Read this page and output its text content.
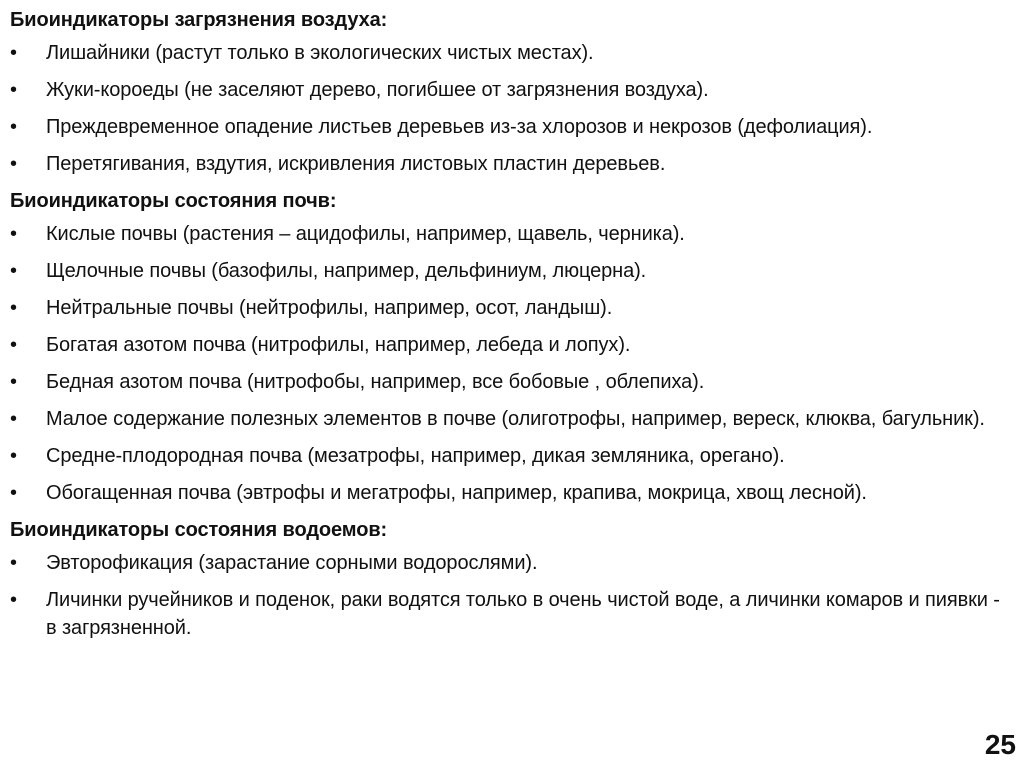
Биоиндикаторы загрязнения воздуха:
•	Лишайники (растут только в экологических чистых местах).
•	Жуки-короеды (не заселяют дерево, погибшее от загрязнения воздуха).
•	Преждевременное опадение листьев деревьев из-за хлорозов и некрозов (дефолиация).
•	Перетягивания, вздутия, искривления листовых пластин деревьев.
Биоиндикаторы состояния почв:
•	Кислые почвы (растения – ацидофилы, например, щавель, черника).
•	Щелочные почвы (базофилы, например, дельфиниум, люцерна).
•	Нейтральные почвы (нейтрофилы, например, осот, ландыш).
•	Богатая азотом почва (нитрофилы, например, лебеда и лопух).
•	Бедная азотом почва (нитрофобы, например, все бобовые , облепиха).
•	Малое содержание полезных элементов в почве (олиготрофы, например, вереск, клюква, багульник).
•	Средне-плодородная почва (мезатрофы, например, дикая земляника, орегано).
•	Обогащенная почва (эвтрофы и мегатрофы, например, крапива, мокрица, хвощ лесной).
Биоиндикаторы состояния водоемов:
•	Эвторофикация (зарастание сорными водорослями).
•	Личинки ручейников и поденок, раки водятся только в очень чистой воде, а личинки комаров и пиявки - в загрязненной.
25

----------------------------------------

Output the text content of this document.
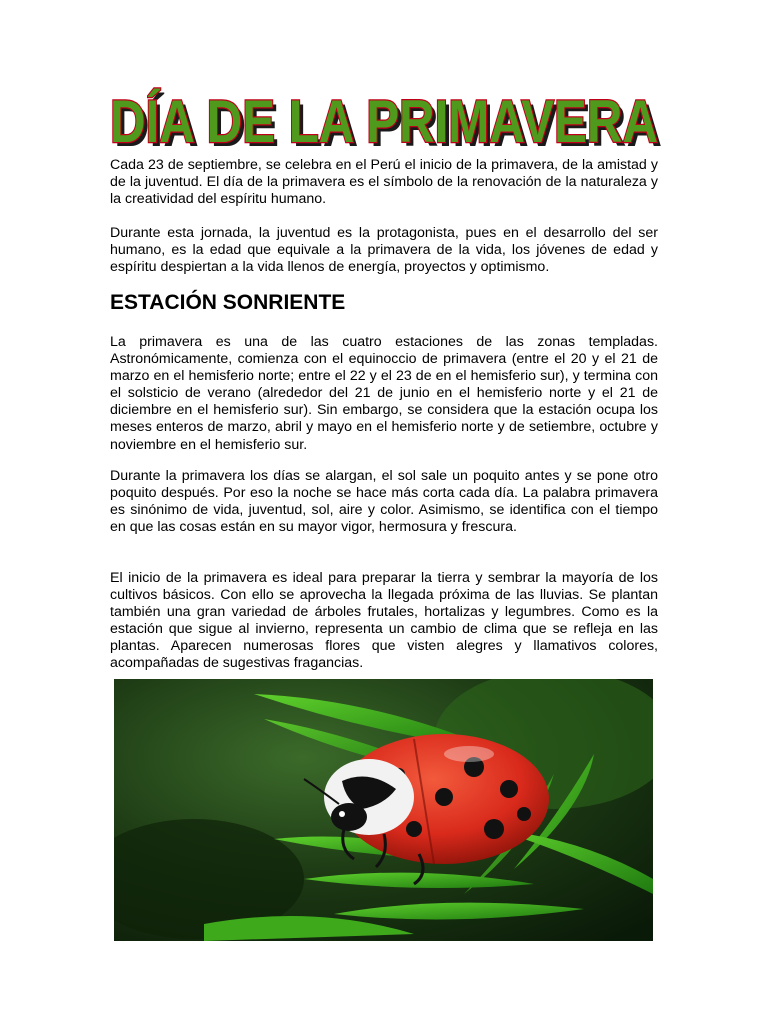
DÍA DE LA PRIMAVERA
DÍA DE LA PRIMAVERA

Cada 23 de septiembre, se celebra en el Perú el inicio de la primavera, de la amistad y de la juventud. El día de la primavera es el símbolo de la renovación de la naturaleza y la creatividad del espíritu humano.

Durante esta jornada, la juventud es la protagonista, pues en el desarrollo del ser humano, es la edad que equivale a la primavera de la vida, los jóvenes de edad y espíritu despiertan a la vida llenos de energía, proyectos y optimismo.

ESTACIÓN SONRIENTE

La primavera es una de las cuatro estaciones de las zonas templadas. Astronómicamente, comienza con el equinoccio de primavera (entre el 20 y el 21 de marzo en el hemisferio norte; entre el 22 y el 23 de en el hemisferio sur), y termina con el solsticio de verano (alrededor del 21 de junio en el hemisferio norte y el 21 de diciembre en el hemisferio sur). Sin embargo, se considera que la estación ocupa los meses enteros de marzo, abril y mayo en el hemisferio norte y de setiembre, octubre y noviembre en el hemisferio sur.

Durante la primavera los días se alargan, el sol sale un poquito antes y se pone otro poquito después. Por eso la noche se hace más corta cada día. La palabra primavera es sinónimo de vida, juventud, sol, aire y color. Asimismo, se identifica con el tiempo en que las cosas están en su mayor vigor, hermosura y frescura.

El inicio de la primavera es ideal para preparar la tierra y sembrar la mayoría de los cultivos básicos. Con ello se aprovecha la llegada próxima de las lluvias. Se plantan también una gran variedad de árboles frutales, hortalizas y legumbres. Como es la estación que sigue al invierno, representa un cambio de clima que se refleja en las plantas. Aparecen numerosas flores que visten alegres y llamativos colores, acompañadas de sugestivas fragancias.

----------------------------------------

- [Written problem]: Filter the data, keeping only the lines that contain "text".

- [Exercise result]:
Read this page and output its text content.
Output the text content of this document.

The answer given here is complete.